start

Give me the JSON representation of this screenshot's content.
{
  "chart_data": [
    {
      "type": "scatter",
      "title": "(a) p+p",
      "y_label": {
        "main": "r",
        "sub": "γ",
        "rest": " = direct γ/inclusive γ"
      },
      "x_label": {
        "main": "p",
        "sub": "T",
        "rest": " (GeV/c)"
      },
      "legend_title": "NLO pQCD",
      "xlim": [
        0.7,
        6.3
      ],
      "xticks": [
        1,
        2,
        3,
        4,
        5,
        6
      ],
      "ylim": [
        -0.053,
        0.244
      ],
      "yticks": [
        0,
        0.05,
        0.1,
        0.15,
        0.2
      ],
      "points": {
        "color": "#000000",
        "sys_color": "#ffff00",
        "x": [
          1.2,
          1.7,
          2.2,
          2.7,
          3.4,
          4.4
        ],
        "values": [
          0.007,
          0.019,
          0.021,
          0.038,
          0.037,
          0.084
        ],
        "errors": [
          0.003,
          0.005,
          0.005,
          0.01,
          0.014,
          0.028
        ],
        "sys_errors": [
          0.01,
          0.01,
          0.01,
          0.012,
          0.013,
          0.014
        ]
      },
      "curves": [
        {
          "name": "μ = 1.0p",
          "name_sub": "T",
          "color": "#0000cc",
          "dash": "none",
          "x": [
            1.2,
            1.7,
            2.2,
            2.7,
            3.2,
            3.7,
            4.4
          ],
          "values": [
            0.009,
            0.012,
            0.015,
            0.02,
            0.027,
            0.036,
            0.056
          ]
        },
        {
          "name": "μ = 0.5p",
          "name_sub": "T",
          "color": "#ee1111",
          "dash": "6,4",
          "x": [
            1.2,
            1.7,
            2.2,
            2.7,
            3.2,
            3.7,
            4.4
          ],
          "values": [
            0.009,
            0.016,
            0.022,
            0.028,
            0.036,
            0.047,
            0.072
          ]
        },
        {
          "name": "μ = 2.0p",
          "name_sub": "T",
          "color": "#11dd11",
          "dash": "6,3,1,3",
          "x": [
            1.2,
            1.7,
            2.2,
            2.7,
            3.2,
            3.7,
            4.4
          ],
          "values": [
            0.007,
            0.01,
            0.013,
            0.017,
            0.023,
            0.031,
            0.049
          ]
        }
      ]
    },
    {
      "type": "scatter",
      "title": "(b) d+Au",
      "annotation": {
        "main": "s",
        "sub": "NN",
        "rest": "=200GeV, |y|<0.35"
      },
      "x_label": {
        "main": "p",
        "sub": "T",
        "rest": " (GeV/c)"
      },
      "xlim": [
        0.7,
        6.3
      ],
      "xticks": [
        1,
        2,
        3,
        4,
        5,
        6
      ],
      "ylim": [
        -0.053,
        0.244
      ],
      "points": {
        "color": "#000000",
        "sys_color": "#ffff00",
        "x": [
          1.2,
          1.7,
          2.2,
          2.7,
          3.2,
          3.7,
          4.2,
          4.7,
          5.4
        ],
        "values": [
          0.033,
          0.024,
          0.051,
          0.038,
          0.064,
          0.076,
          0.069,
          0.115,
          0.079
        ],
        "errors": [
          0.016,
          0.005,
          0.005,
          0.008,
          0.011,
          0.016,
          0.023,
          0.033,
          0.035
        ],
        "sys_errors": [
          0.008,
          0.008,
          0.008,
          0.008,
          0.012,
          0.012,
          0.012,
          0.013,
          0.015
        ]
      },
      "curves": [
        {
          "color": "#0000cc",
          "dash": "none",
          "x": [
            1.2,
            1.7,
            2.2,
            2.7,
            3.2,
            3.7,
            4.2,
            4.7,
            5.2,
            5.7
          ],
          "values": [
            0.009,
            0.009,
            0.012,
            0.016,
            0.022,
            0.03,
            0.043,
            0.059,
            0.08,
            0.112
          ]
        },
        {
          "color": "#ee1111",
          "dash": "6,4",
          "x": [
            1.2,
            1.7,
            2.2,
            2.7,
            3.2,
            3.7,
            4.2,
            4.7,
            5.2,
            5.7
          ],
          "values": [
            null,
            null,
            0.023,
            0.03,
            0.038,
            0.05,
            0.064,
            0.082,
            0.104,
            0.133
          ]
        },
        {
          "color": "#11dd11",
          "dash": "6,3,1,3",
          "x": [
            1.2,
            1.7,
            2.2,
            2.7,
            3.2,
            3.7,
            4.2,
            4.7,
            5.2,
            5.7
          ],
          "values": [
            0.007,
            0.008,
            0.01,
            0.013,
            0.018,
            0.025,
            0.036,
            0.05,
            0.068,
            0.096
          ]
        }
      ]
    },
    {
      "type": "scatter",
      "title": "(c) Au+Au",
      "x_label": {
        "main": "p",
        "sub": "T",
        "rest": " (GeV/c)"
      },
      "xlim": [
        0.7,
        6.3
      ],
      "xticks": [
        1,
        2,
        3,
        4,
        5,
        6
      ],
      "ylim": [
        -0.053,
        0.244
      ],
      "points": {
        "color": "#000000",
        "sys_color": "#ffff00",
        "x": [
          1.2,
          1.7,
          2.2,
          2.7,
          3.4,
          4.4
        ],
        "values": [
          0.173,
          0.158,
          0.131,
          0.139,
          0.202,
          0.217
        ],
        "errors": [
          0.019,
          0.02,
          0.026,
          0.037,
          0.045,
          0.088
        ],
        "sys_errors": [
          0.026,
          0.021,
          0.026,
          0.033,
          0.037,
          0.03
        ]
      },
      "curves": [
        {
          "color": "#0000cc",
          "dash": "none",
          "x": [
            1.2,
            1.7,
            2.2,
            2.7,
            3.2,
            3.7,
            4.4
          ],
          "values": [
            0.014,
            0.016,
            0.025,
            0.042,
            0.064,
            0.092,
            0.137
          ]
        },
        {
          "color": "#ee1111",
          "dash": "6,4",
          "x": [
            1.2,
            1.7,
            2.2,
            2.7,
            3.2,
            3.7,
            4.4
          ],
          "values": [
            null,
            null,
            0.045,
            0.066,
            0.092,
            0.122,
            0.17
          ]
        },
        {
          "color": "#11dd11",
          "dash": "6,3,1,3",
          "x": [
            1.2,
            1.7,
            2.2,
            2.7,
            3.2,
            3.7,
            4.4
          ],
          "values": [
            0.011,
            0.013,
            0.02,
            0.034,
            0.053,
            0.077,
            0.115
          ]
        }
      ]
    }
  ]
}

end

• [What is being asked]: Copy out all of the records above with nothing altered.

• [Response]:
Give me the JSON representation of this screenshot's content.
{
  "chart_data": [
    {
      "type": "scatter",
      "title": "(a) p+p",
      "y_label": {
        "main": "r",
        "sub": "γ",
        "rest": " = direct γ/inclusive γ"
      },
      "x_label": {
        "main": "p",
        "sub": "T",
        "rest": " (GeV/c)"
      },
      "legend_title": "NLO pQCD",
      "xlim": [
        0.7,
        6.3
      ],
      "xticks": [
        1,
        2,
        3,
        4,
        5,
        6
      ],
      "ylim": [
        -0.053,
        0.244
      ],
      "yticks": [
        0,
        0.05,
        0.1,
        0.15,
        0.2
      ],
      "points": {
        "color": "#000000",
        "sys_color": "#ffff00",
        "x": [
          1.2,
          1.7,
          2.2,
          2.7,
          3.4,
          4.4
        ],
        "values": [
          0.007,
          0.019,
          0.021,
          0.038,
          0.037,
          0.084
        ],
        "errors": [
          0.003,
          0.005,
          0.005,
          0.01,
          0.014,
          0.028
        ],
        "sys_errors": [
          0.01,
          0.01,
          0.01,
          0.012,
          0.013,
          0.014
        ]
      },
      "curves": [
        {
          "name": "μ = 1.0p",
          "name_sub": "T",
          "color": "#0000cc",
          "dash": "none",
          "x": [
            1.2,
            1.7,
            2.2,
            2.7,
            3.2,
            3.7,
            4.4
          ],
          "values": [
            0.009,
            0.012,
            0.015,
            0.02,
            0.027,
            0.036,
            0.056
          ]
        },
        {
          "name": "μ = 0.5p",
          "name_sub": "T",
          "color": "#ee1111",
          "dash": "6,4",
          "x": [
            1.2,
            1.7,
            2.2,
            2.7,
            3.2,
            3.7,
            4.4
          ],
          "values": [
            0.009,
            0.016,
            0.022,
            0.028,
            0.036,
            0.047,
            0.072
          ]
        },
        {
          "name": "μ = 2.0p",
          "name_sub": "T",
          "color": "#11dd11",
          "dash": "6,3,1,3",
          "x": [
            1.2,
            1.7,
            2.2,
            2.7,
            3.2,
            3.7,
            4.4
          ],
          "values": [
            0.007,
            0.01,
            0.013,
            0.017,
            0.023,
            0.031,
            0.049
          ]
        }
      ]
    },
    {
      "type": "scatter",
      "title": "(b) d+Au",
      "annotation": {
        "main": "s",
        "sub": "NN",
        "rest": "=200GeV, |y|<0.35"
      },
      "x_label": {
        "main": "p",
        "sub": "T",
        "rest": " (GeV/c)"
      },
      "xlim": [
        0.7,
        6.3
      ],
      "xticks": [
        1,
        2,
        3,
        4,
        5,
        6
      ],
      "ylim": [
        -0.053,
        0.244
      ],
      "points": {
        "color": "#000000",
        "sys_color": "#ffff00",
        "x": [
          1.2,
          1.7,
          2.2,
          2.7,
          3.2,
          3.7,
          4.2,
          4.7,
          5.4
        ],
        "values": [
          0.033,
          0.024,
          0.051,
          0.038,
          0.064,
          0.076,
          0.069,
          0.115,
          0.079
        ],
        "errors": [
          0.016,
          0.005,
          0.005,
          0.008,
          0.011,
          0.016,
          0.023,
          0.033,
          0.035
        ],
        "sys_errors": [
          0.008,
          0.008,
          0.008,
          0.008,
          0.012,
          0.012,
          0.012,
          0.013,
          0.015
        ]
      },
      "curves": [
        {
          "color": "#0000cc",
          "dash": "none",
          "x": [
            1.2,
            1.7,
            2.2,
            2.7,
            3.2,
            3.7,
            4.2,
            4.7,
            5.2,
            5.7
          ],
          "values": [
            0.009,
            0.009,
            0.012,
            0.016,
            0.022,
            0.03,
            0.043,
            0.059,
            0.08,
            0.112
          ]
        },
        {
          "color": "#ee1111",
          "dash": "6,4",
          "x": [
            1.2,
            1.7,
            2.2,
            2.7,
            3.2,
            3.7,
            4.2,
            4.7,
            5.2,
            5.7
          ],
          "values": [
            null,
            null,
            0.023,
            0.03,
            0.038,
            0.05,
            0.064,
            0.082,
            0.104,
            0.133
          ]
        },
        {
          "color": "#11dd11",
          "dash": "6,3,1,3",
          "x": [
            1.2,
            1.7,
            2.2,
            2.7,
            3.2,
            3.7,
            4.2,
            4.7,
            5.2,
            5.7
          ],
          "values": [
            0.007,
            0.008,
            0.01,
            0.013,
            0.018,
            0.025,
            0.036,
            0.05,
            0.068,
            0.096
          ]
        }
      ]
    },
    {
      "type": "scatter",
      "title": "(c) Au+Au",
      "x_label": {
        "main": "p",
        "sub": "T",
        "rest": " (GeV/c)"
      },
      "xlim": [
        0.7,
        6.3
      ],
      "xticks": [
        1,
        2,
        3,
        4,
        5,
        6
      ],
      "ylim": [
        -0.053,
        0.244
      ],
      "points": {
        "color": "#000000",
        "sys_color": "#ffff00",
        "x": [
          1.2,
          1.7,
          2.2,
          2.7,
          3.4,
          4.4
        ],
        "values": [
          0.173,
          0.158,
          0.131,
          0.139,
          0.202,
          0.217
        ],
        "errors": [
          0.019,
          0.02,
          0.026,
          0.037,
          0.045,
          0.088
        ],
        "sys_errors": [
          0.026,
          0.021,
          0.026,
          0.033,
          0.037,
          0.03
        ]
      },
      "curves": [
        {
          "color": "#0000cc",
          "dash": "none",
          "x": [
            1.2,
            1.7,
            2.2,
            2.7,
            3.2,
            3.7,
            4.4
          ],
          "values": [
            0.014,
            0.016,
            0.025,
            0.042,
            0.064,
            0.092,
            0.137
          ]
        },
        {
          "color": "#ee1111",
          "dash": "6,4",
          "x": [
            1.2,
            1.7,
            2.2,
            2.7,
            3.2,
            3.7,
            4.4
          ],
          "values": [
            null,
            null,
            0.045,
            0.066,
            0.092,
            0.122,
            0.17
          ]
        },
        {
          "color": "#11dd11",
          "dash": "6,3,1,3",
          "x": [
            1.2,
            1.7,
            2.2,
            2.7,
            3.2,
            3.7,
            4.4
          ],
          "values": [
            0.011,
            0.013,
            0.02,
            0.034,
            0.053,
            0.077,
            0.115
          ]
        }
      ]
    }
  ]
}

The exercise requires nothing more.